» Prompt
Count how many lines below include the string "univ", and give that number without anything else.

» Extracted records
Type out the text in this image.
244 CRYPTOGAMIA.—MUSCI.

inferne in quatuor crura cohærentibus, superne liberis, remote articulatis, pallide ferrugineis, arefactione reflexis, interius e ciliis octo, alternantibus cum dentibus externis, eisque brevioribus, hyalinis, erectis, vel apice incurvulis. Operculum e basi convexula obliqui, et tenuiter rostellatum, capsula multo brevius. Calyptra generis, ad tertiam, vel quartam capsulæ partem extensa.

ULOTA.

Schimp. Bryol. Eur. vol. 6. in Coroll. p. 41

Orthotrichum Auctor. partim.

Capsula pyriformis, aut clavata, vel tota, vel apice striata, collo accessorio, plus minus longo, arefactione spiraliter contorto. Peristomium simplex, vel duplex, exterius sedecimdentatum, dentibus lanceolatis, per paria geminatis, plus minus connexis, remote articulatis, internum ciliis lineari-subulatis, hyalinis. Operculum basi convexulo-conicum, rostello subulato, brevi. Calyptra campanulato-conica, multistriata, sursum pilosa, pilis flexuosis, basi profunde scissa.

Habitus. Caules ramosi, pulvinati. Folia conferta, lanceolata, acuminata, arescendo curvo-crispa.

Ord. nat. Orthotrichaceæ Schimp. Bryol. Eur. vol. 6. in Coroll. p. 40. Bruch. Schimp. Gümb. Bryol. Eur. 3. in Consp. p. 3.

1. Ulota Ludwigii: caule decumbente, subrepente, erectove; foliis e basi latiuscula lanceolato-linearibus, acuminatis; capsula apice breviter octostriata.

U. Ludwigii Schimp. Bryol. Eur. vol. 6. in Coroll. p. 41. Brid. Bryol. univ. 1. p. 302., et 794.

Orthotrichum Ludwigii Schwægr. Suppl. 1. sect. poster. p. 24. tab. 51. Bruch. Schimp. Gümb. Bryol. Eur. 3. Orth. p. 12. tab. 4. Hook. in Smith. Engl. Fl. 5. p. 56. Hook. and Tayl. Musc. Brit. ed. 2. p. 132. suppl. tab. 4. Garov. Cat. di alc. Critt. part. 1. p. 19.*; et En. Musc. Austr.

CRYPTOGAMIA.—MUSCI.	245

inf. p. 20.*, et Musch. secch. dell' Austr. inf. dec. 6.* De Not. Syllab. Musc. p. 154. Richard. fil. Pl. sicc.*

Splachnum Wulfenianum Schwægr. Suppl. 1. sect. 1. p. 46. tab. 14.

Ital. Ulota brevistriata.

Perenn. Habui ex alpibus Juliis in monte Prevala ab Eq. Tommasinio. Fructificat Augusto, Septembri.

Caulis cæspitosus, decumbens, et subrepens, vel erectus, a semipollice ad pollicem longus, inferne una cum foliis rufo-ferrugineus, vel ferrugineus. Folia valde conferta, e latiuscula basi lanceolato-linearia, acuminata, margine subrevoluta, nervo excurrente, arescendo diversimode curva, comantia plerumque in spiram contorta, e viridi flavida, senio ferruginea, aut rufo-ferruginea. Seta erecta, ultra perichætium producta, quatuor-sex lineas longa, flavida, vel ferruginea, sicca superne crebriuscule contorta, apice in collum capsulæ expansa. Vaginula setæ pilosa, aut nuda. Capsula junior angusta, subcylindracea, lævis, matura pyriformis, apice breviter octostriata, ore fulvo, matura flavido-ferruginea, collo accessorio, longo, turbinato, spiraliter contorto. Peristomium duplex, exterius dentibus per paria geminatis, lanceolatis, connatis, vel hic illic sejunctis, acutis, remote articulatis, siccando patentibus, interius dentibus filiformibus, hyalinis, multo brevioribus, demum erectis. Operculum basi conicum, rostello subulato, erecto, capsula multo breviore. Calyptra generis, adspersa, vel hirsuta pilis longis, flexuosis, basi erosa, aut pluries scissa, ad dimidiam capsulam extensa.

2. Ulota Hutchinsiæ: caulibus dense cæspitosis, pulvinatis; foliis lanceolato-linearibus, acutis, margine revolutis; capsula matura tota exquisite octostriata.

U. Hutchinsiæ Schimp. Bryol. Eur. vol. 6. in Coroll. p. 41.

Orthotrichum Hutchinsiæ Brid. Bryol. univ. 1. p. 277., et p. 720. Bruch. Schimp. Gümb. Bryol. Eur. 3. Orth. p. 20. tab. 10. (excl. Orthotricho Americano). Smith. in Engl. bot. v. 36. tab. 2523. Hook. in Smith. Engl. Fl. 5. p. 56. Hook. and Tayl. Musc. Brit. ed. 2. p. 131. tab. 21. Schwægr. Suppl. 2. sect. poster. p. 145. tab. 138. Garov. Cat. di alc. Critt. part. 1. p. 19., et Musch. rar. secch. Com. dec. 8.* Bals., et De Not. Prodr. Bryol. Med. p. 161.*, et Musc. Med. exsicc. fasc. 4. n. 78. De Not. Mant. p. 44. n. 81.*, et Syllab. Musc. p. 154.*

» Solved problem
2